→ Given instruction:
Transcribe all the entries word for word, but omit the images.

-- Begin --

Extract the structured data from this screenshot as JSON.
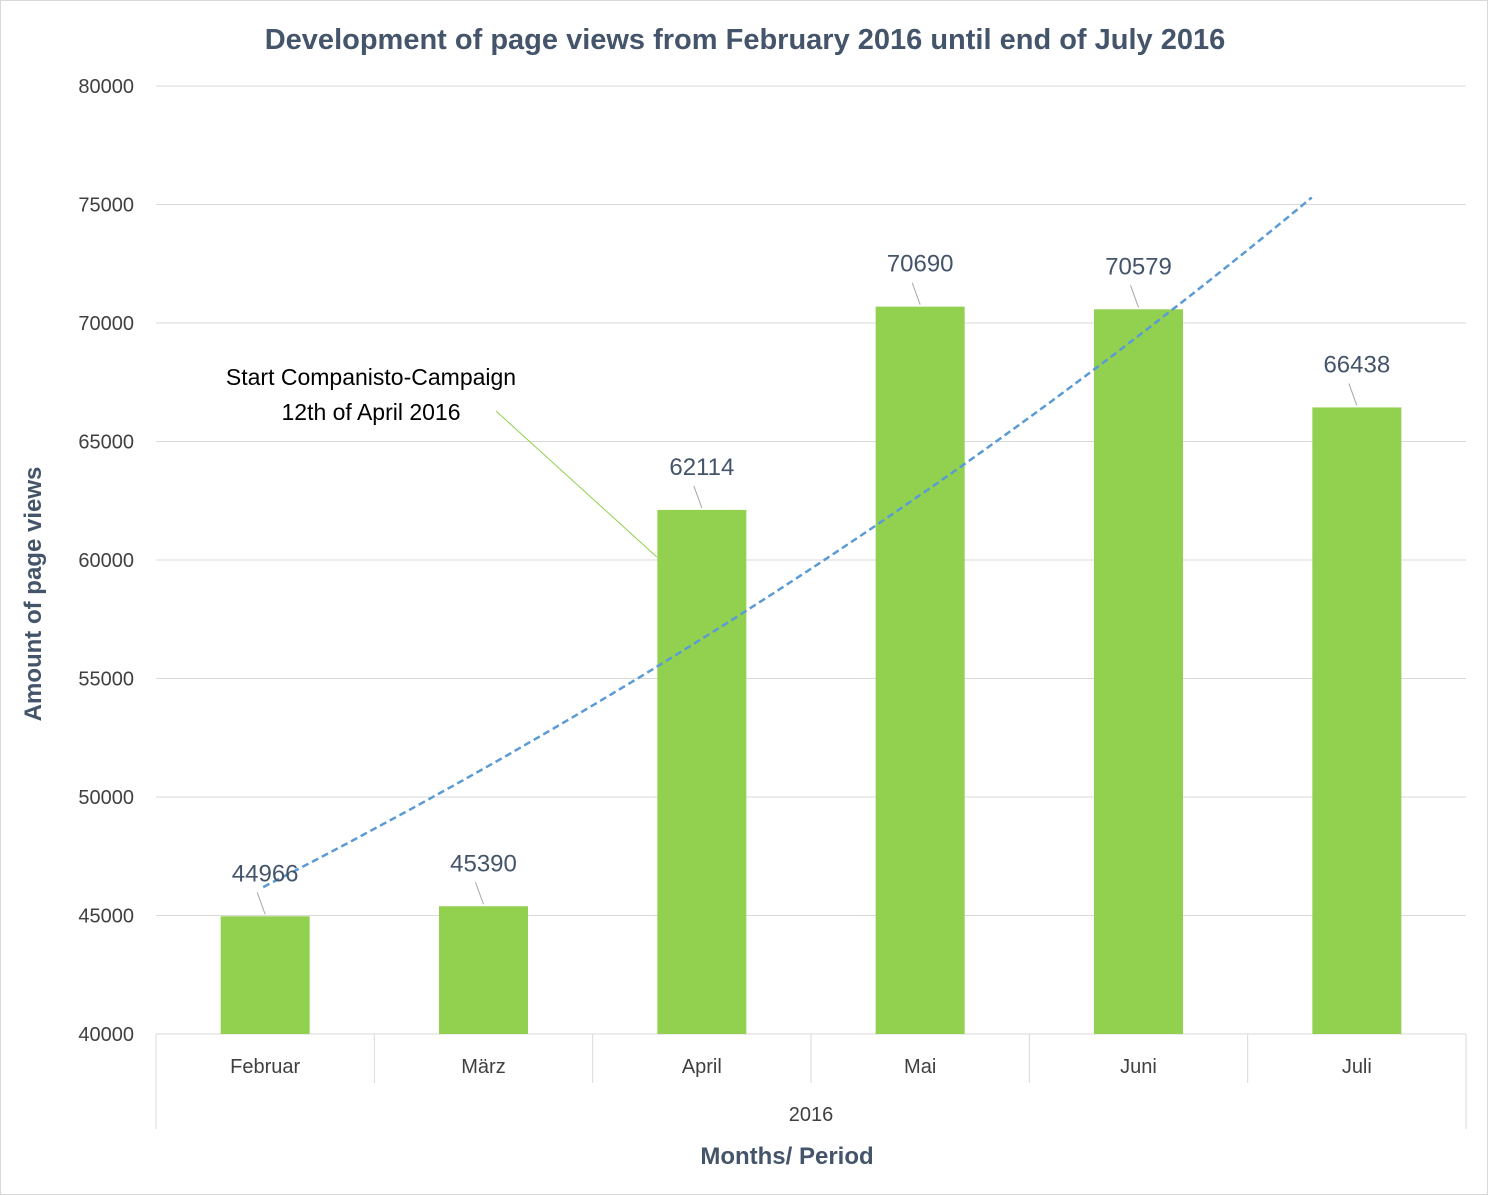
{
  "chart_data": {
    "type": "bar",
    "title": "Development of page views from February 2016 until end of July 2016",
    "xlabel": "Months/ Period",
    "ylabel": "Amount of page views",
    "group_label": "2016",
    "categories": [
      "Februar",
      "März",
      "April",
      "Mai",
      "Juni",
      "Juli"
    ],
    "values": [
      44966,
      45390,
      62114,
      70690,
      70579,
      66438
    ],
    "data_labels": [
      "44966",
      "45390",
      "62114",
      "70690",
      "70579",
      "66438"
    ],
    "ylim": [
      40000,
      80000
    ],
    "yticks": [
      40000,
      45000,
      50000,
      55000,
      60000,
      65000,
      70000,
      75000,
      80000
    ],
    "grid": true,
    "bar_color": "#92d050",
    "trendline": {
      "style": "dashed",
      "color": "#5b9bd5",
      "start_value": 46200,
      "end_value": 75300
    },
    "annotation": {
      "lines": [
        "Start Companisto-Campaign",
        "12th of April 2016"
      ],
      "target_category": "April",
      "leader_color": "#92d050"
    }
  }
}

-- End --

→ Task response:
Extract the structured data from this screenshot as JSON.
{
  "chart_data": {
    "type": "bar",
    "title": "Development of page views from February 2016 until end of July 2016",
    "xlabel": "Months/ Period",
    "ylabel": "Amount of page views",
    "group_label": "2016",
    "categories": [
      "Februar",
      "März",
      "April",
      "Mai",
      "Juni",
      "Juli"
    ],
    "values": [
      44966,
      45390,
      62114,
      70690,
      70579,
      66438
    ],
    "data_labels": [
      "44966",
      "45390",
      "62114",
      "70690",
      "70579",
      "66438"
    ],
    "ylim": [
      40000,
      80000
    ],
    "yticks": [
      40000,
      45000,
      50000,
      55000,
      60000,
      65000,
      70000,
      75000,
      80000
    ],
    "grid": true,
    "bar_color": "#92d050",
    "trendline": {
      "style": "dashed",
      "color": "#5b9bd5",
      "start_value": 46200,
      "end_value": 75300
    },
    "annotation": {
      "lines": [
        "Start Companisto-Campaign",
        "12th of April 2016"
      ],
      "target_category": "April",
      "leader_color": "#92d050"
    }
  }
}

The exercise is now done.